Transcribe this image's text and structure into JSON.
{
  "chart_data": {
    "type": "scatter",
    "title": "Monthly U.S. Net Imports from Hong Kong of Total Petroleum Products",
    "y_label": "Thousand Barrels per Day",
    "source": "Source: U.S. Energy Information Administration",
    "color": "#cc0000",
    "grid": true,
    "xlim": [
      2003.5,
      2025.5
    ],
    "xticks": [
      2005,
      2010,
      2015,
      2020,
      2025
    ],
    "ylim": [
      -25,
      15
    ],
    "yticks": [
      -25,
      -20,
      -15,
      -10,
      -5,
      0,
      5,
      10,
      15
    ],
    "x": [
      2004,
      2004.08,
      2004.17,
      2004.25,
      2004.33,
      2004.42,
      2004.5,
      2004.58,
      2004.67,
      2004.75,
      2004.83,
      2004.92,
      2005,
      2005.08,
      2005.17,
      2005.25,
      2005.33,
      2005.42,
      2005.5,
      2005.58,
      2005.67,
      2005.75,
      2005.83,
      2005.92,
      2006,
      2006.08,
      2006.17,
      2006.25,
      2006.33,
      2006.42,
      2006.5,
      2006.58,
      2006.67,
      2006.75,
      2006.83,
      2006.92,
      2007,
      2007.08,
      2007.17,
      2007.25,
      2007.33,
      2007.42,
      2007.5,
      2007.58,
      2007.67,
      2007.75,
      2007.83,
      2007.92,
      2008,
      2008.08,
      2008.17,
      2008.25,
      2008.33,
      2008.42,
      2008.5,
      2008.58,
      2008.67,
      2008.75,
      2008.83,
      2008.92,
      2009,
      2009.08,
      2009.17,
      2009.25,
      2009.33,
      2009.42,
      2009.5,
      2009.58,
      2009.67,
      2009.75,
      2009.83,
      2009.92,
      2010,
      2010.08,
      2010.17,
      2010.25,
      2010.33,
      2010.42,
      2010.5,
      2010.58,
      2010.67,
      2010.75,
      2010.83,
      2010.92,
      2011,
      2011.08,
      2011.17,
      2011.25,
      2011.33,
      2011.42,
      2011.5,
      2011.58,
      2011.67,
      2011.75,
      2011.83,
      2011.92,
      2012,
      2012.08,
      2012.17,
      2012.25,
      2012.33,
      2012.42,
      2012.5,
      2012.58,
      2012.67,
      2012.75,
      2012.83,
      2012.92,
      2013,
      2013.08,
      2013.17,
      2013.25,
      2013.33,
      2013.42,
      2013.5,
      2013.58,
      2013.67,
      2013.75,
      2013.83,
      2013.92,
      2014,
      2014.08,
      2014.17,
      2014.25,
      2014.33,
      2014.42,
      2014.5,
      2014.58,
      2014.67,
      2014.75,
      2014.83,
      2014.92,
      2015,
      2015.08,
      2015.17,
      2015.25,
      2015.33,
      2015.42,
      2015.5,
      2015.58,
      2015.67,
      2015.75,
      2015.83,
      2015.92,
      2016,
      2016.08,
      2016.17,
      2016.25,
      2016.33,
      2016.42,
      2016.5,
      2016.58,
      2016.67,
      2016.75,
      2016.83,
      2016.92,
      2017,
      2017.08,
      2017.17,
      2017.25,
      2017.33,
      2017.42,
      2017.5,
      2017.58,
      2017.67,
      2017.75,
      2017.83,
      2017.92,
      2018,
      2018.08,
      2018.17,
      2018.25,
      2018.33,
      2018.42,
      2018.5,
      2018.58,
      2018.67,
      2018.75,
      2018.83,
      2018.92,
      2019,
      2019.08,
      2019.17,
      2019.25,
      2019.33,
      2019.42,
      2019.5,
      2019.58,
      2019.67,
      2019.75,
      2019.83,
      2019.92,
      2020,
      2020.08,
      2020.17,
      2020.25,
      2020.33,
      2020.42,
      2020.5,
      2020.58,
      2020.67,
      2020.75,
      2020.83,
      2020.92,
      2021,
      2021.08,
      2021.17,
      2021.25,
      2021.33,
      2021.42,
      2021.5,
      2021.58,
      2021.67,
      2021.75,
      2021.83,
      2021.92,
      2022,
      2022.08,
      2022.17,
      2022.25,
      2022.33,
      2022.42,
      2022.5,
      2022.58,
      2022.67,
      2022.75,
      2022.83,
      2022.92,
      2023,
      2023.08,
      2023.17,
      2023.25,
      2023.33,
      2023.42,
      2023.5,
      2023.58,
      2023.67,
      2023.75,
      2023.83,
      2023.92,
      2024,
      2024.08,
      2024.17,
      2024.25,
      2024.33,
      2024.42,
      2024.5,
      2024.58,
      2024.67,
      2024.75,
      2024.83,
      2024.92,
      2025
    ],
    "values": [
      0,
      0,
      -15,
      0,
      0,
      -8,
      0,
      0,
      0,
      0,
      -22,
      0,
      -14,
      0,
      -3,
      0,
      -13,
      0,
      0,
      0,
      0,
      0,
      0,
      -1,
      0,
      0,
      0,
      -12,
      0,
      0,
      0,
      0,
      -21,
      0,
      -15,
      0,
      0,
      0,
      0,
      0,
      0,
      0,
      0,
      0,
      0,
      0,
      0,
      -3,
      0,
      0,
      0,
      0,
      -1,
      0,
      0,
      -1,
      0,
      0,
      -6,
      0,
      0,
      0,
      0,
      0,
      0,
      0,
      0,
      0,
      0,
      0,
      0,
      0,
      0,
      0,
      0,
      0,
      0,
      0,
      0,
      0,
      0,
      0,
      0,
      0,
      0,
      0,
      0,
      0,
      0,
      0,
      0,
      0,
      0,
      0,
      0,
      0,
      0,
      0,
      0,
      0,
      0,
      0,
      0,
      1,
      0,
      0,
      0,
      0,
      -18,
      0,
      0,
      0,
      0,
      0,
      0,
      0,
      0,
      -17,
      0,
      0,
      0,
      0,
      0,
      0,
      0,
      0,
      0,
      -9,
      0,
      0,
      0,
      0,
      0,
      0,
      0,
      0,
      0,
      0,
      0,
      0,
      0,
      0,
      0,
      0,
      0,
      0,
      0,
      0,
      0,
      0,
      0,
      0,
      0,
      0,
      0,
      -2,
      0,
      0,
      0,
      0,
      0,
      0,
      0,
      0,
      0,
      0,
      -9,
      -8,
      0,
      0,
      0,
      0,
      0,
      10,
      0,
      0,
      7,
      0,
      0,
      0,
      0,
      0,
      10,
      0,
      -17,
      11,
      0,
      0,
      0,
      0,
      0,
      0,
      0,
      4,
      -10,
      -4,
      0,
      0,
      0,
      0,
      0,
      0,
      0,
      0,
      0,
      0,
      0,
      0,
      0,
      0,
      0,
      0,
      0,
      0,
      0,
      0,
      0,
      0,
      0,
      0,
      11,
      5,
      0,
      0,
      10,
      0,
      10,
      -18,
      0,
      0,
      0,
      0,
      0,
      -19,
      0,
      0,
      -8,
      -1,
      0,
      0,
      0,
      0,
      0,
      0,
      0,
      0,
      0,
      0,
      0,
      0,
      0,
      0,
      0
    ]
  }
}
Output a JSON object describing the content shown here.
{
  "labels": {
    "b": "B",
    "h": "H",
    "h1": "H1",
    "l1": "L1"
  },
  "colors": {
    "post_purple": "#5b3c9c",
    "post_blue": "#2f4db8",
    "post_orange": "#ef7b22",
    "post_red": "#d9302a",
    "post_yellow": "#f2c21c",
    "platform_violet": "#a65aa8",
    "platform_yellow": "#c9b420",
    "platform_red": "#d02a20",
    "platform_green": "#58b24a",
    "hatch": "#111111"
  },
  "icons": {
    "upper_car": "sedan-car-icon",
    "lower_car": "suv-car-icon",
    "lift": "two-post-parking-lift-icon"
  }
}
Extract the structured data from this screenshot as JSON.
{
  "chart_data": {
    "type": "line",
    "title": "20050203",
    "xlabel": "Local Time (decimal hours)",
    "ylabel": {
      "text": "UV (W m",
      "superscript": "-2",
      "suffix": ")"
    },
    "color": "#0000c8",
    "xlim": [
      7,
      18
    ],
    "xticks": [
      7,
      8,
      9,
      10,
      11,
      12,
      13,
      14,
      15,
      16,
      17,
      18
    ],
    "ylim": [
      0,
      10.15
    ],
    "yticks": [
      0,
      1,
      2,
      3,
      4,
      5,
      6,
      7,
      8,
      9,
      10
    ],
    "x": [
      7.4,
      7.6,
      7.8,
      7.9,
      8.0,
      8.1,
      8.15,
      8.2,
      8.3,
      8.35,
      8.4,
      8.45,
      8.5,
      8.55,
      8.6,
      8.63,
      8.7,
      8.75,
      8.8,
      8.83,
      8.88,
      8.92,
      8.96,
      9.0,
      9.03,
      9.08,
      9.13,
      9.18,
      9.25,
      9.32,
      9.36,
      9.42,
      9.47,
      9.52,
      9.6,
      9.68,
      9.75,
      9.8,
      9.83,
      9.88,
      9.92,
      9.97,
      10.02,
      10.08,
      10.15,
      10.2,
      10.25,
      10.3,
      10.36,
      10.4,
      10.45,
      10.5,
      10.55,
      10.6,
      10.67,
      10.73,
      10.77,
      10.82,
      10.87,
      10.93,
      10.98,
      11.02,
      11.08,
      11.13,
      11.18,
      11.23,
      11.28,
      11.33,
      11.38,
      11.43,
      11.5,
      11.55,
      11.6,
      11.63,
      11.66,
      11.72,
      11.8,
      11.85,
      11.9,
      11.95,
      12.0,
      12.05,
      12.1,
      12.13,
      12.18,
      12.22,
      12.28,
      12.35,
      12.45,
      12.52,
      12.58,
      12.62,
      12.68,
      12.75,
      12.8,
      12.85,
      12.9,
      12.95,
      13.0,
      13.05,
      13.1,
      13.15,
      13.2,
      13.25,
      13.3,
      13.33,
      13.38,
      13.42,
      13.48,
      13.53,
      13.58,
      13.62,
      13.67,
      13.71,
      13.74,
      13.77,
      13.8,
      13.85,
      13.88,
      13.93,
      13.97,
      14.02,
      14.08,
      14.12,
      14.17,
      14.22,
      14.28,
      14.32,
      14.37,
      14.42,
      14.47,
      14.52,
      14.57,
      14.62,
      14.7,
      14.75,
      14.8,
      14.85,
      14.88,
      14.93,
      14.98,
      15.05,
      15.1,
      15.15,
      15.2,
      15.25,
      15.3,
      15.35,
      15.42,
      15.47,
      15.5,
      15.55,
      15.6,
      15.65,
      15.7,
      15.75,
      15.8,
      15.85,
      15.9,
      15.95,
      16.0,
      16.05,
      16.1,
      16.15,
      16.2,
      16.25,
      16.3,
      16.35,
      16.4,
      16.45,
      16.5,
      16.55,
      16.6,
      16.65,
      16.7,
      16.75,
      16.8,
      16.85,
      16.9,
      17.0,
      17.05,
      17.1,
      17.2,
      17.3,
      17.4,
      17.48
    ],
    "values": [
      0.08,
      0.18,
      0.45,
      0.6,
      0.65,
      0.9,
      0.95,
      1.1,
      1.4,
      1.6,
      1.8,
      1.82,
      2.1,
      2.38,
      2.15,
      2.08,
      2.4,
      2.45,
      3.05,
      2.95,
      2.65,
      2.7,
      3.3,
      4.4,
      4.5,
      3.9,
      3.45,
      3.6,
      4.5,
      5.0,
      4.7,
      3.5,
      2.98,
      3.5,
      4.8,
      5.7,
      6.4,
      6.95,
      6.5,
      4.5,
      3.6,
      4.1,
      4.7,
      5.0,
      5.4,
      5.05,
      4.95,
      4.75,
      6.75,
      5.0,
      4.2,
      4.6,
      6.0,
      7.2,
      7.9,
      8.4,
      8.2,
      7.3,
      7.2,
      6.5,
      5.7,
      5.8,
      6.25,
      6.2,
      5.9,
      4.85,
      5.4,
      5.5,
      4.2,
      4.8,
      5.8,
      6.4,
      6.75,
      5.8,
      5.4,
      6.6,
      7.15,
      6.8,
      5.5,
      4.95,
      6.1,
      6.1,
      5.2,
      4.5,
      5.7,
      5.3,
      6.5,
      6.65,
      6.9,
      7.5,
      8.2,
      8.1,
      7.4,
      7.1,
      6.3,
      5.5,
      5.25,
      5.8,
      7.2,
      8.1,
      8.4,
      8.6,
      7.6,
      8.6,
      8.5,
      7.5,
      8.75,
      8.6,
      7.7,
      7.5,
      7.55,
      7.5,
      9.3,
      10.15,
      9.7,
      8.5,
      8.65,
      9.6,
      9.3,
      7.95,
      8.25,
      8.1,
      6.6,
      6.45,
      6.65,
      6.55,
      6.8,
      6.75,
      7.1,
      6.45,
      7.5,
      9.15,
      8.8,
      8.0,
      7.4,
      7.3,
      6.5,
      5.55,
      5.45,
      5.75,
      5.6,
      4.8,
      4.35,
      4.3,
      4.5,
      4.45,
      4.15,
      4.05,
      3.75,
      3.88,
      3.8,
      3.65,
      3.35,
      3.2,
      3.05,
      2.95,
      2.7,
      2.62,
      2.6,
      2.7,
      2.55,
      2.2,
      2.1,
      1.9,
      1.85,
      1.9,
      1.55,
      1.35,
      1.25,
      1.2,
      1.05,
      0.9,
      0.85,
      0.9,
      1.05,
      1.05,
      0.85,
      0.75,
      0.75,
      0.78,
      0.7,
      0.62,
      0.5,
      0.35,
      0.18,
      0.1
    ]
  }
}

[INSTRUCTIONS TO FOLLOW]:
Select every line in the material above where the string "from" occurs, and copy it.

[ANSWER IN FULL]:
    "title": "Monthly U.S. Net Imports from Hong Kong of Total Petroleum Products",
Extract the structured data from this screenshot as JSON.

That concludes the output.